§ **What you have to do**: Print the data below exactly as it stands, and keep the pictures out.

───── Data to examine

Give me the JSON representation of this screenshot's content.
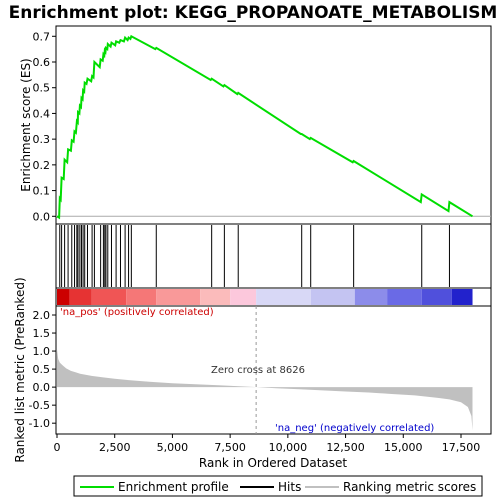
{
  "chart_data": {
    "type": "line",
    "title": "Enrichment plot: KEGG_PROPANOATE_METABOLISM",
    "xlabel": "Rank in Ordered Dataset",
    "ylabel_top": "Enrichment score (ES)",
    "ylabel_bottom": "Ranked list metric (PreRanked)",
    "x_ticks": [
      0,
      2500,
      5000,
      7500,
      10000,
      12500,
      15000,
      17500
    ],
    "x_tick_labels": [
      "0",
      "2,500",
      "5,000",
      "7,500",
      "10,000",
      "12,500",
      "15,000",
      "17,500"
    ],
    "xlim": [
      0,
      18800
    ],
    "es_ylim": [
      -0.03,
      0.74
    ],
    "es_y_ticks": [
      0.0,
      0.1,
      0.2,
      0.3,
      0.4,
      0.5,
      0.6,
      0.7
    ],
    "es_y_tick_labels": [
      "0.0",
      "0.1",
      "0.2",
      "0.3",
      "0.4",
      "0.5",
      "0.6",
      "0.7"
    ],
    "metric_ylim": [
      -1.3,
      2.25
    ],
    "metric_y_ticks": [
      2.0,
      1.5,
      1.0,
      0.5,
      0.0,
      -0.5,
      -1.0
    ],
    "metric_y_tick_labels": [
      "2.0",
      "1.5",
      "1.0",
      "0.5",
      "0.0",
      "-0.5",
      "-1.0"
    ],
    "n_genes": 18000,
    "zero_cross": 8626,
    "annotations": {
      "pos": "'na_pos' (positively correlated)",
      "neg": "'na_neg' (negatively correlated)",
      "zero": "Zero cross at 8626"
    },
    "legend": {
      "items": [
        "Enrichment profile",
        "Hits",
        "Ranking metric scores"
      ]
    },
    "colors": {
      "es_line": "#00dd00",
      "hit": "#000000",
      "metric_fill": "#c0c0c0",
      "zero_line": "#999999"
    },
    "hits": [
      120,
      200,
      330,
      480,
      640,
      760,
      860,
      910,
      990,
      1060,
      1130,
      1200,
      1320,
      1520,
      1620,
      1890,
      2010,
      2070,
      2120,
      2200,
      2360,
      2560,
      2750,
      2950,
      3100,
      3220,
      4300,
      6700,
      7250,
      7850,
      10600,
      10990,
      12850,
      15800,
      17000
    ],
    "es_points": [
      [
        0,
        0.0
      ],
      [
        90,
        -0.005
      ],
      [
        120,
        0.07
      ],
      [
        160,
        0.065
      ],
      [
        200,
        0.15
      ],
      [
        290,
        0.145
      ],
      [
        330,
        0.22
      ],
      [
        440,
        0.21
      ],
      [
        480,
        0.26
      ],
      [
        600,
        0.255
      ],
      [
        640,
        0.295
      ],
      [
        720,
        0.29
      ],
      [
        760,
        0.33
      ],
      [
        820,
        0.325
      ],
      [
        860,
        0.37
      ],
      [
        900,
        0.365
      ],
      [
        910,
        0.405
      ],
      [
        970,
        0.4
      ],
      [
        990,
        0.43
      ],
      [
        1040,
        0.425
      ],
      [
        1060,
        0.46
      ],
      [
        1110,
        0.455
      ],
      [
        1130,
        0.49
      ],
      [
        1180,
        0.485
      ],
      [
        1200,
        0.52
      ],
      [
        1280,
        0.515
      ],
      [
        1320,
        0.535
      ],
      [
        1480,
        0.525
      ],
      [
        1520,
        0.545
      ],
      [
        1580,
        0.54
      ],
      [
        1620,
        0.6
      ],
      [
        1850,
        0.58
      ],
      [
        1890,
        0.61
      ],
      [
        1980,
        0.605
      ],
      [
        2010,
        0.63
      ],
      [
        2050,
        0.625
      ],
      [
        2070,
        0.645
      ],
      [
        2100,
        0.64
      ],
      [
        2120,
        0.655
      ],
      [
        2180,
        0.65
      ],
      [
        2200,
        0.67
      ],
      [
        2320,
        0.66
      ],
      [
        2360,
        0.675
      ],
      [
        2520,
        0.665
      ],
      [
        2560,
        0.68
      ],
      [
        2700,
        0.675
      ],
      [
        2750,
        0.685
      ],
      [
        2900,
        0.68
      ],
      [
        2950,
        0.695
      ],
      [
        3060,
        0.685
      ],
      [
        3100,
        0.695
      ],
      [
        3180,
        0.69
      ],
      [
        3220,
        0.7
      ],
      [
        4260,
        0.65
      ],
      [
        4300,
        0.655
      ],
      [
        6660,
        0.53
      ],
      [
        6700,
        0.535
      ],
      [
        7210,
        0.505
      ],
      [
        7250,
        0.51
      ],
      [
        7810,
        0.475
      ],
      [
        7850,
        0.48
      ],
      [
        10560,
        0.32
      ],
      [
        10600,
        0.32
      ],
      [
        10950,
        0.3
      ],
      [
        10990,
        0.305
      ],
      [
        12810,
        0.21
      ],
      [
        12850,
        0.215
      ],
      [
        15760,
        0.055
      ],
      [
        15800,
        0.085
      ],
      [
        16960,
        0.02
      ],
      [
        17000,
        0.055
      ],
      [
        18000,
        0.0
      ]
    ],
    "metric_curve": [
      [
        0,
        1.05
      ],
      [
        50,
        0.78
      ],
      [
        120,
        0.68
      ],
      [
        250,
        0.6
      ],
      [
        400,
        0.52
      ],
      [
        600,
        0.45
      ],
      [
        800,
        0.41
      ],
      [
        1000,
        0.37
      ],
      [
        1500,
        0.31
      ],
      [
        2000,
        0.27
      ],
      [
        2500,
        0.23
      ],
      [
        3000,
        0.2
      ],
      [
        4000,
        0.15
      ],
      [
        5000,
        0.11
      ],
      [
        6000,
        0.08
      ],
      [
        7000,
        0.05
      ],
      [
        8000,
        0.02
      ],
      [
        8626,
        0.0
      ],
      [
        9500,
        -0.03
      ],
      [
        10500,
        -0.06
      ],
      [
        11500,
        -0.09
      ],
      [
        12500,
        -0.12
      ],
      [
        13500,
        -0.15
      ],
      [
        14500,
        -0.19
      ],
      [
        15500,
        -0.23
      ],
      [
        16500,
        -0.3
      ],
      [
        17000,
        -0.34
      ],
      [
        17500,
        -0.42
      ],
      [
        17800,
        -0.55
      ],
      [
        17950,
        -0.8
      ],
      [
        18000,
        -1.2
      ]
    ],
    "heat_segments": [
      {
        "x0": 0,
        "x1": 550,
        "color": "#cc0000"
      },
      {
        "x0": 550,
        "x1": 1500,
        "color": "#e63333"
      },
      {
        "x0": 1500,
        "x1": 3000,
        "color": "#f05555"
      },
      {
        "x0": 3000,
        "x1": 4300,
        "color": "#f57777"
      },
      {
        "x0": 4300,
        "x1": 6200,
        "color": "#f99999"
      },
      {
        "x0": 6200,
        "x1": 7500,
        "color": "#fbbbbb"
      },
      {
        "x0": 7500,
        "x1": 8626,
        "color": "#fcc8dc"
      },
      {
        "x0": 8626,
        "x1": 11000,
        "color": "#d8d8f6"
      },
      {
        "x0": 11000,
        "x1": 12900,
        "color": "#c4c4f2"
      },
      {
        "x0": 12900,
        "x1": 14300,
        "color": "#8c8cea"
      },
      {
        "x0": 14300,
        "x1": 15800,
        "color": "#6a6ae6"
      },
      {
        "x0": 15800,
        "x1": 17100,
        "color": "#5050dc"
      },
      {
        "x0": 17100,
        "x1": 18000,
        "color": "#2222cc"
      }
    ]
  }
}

──────────

§ **Output for this task**:
Give me the JSON representation of this screenshot's content.
{
  "chart_data": {
    "type": "line",
    "title": "Enrichment plot: KEGG_PROPANOATE_METABOLISM",
    "xlabel": "Rank in Ordered Dataset",
    "ylabel_top": "Enrichment score (ES)",
    "ylabel_bottom": "Ranked list metric (PreRanked)",
    "x_ticks": [
      0,
      2500,
      5000,
      7500,
      10000,
      12500,
      15000,
      17500
    ],
    "x_tick_labels": [
      "0",
      "2,500",
      "5,000",
      "7,500",
      "10,000",
      "12,500",
      "15,000",
      "17,500"
    ],
    "xlim": [
      0,
      18800
    ],
    "es_ylim": [
      -0.03,
      0.74
    ],
    "es_y_ticks": [
      0.0,
      0.1,
      0.2,
      0.3,
      0.4,
      0.5,
      0.6,
      0.7
    ],
    "es_y_tick_labels": [
      "0.0",
      "0.1",
      "0.2",
      "0.3",
      "0.4",
      "0.5",
      "0.6",
      "0.7"
    ],
    "metric_ylim": [
      -1.3,
      2.25
    ],
    "metric_y_ticks": [
      2.0,
      1.5,
      1.0,
      0.5,
      0.0,
      -0.5,
      -1.0
    ],
    "metric_y_tick_labels": [
      "2.0",
      "1.5",
      "1.0",
      "0.5",
      "0.0",
      "-0.5",
      "-1.0"
    ],
    "n_genes": 18000,
    "zero_cross": 8626,
    "annotations": {
      "pos": "'na_pos' (positively correlated)",
      "neg": "'na_neg' (negatively correlated)",
      "zero": "Zero cross at 8626"
    },
    "legend": {
      "items": [
        "Enrichment profile",
        "Hits",
        "Ranking metric scores"
      ]
    },
    "colors": {
      "es_line": "#00dd00",
      "hit": "#000000",
      "metric_fill": "#c0c0c0",
      "zero_line": "#999999"
    },
    "hits": [
      120,
      200,
      330,
      480,
      640,
      760,
      860,
      910,
      990,
      1060,
      1130,
      1200,
      1320,
      1520,
      1620,
      1890,
      2010,
      2070,
      2120,
      2200,
      2360,
      2560,
      2750,
      2950,
      3100,
      3220,
      4300,
      6700,
      7250,
      7850,
      10600,
      10990,
      12850,
      15800,
      17000
    ],
    "es_points": [
      [
        0,
        0.0
      ],
      [
        90,
        -0.005
      ],
      [
        120,
        0.07
      ],
      [
        160,
        0.065
      ],
      [
        200,
        0.15
      ],
      [
        290,
        0.145
      ],
      [
        330,
        0.22
      ],
      [
        440,
        0.21
      ],
      [
        480,
        0.26
      ],
      [
        600,
        0.255
      ],
      [
        640,
        0.295
      ],
      [
        720,
        0.29
      ],
      [
        760,
        0.33
      ],
      [
        820,
        0.325
      ],
      [
        860,
        0.37
      ],
      [
        900,
        0.365
      ],
      [
        910,
        0.405
      ],
      [
        970,
        0.4
      ],
      [
        990,
        0.43
      ],
      [
        1040,
        0.425
      ],
      [
        1060,
        0.46
      ],
      [
        1110,
        0.455
      ],
      [
        1130,
        0.49
      ],
      [
        1180,
        0.485
      ],
      [
        1200,
        0.52
      ],
      [
        1280,
        0.515
      ],
      [
        1320,
        0.535
      ],
      [
        1480,
        0.525
      ],
      [
        1520,
        0.545
      ],
      [
        1580,
        0.54
      ],
      [
        1620,
        0.6
      ],
      [
        1850,
        0.58
      ],
      [
        1890,
        0.61
      ],
      [
        1980,
        0.605
      ],
      [
        2010,
        0.63
      ],
      [
        2050,
        0.625
      ],
      [
        2070,
        0.645
      ],
      [
        2100,
        0.64
      ],
      [
        2120,
        0.655
      ],
      [
        2180,
        0.65
      ],
      [
        2200,
        0.67
      ],
      [
        2320,
        0.66
      ],
      [
        2360,
        0.675
      ],
      [
        2520,
        0.665
      ],
      [
        2560,
        0.68
      ],
      [
        2700,
        0.675
      ],
      [
        2750,
        0.685
      ],
      [
        2900,
        0.68
      ],
      [
        2950,
        0.695
      ],
      [
        3060,
        0.685
      ],
      [
        3100,
        0.695
      ],
      [
        3180,
        0.69
      ],
      [
        3220,
        0.7
      ],
      [
        4260,
        0.65
      ],
      [
        4300,
        0.655
      ],
      [
        6660,
        0.53
      ],
      [
        6700,
        0.535
      ],
      [
        7210,
        0.505
      ],
      [
        7250,
        0.51
      ],
      [
        7810,
        0.475
      ],
      [
        7850,
        0.48
      ],
      [
        10560,
        0.32
      ],
      [
        10600,
        0.32
      ],
      [
        10950,
        0.3
      ],
      [
        10990,
        0.305
      ],
      [
        12810,
        0.21
      ],
      [
        12850,
        0.215
      ],
      [
        15760,
        0.055
      ],
      [
        15800,
        0.085
      ],
      [
        16960,
        0.02
      ],
      [
        17000,
        0.055
      ],
      [
        18000,
        0.0
      ]
    ],
    "metric_curve": [
      [
        0,
        1.05
      ],
      [
        50,
        0.78
      ],
      [
        120,
        0.68
      ],
      [
        250,
        0.6
      ],
      [
        400,
        0.52
      ],
      [
        600,
        0.45
      ],
      [
        800,
        0.41
      ],
      [
        1000,
        0.37
      ],
      [
        1500,
        0.31
      ],
      [
        2000,
        0.27
      ],
      [
        2500,
        0.23
      ],
      [
        3000,
        0.2
      ],
      [
        4000,
        0.15
      ],
      [
        5000,
        0.11
      ],
      [
        6000,
        0.08
      ],
      [
        7000,
        0.05
      ],
      [
        8000,
        0.02
      ],
      [
        8626,
        0.0
      ],
      [
        9500,
        -0.03
      ],
      [
        10500,
        -0.06
      ],
      [
        11500,
        -0.09
      ],
      [
        12500,
        -0.12
      ],
      [
        13500,
        -0.15
      ],
      [
        14500,
        -0.19
      ],
      [
        15500,
        -0.23
      ],
      [
        16500,
        -0.3
      ],
      [
        17000,
        -0.34
      ],
      [
        17500,
        -0.42
      ],
      [
        17800,
        -0.55
      ],
      [
        17950,
        -0.8
      ],
      [
        18000,
        -1.2
      ]
    ],
    "heat_segments": [
      {
        "x0": 0,
        "x1": 550,
        "color": "#cc0000"
      },
      {
        "x0": 550,
        "x1": 1500,
        "color": "#e63333"
      },
      {
        "x0": 1500,
        "x1": 3000,
        "color": "#f05555"
      },
      {
        "x0": 3000,
        "x1": 4300,
        "color": "#f57777"
      },
      {
        "x0": 4300,
        "x1": 6200,
        "color": "#f99999"
      },
      {
        "x0": 6200,
        "x1": 7500,
        "color": "#fbbbbb"
      },
      {
        "x0": 7500,
        "x1": 8626,
        "color": "#fcc8dc"
      },
      {
        "x0": 8626,
        "x1": 11000,
        "color": "#d8d8f6"
      },
      {
        "x0": 11000,
        "x1": 12900,
        "color": "#c4c4f2"
      },
      {
        "x0": 12900,
        "x1": 14300,
        "color": "#8c8cea"
      },
      {
        "x0": 14300,
        "x1": 15800,
        "color": "#6a6ae6"
      },
      {
        "x0": 15800,
        "x1": 17100,
        "color": "#5050dc"
      },
      {
        "x0": 17100,
        "x1": 18000,
        "color": "#2222cc"
      }
    ]
  }
}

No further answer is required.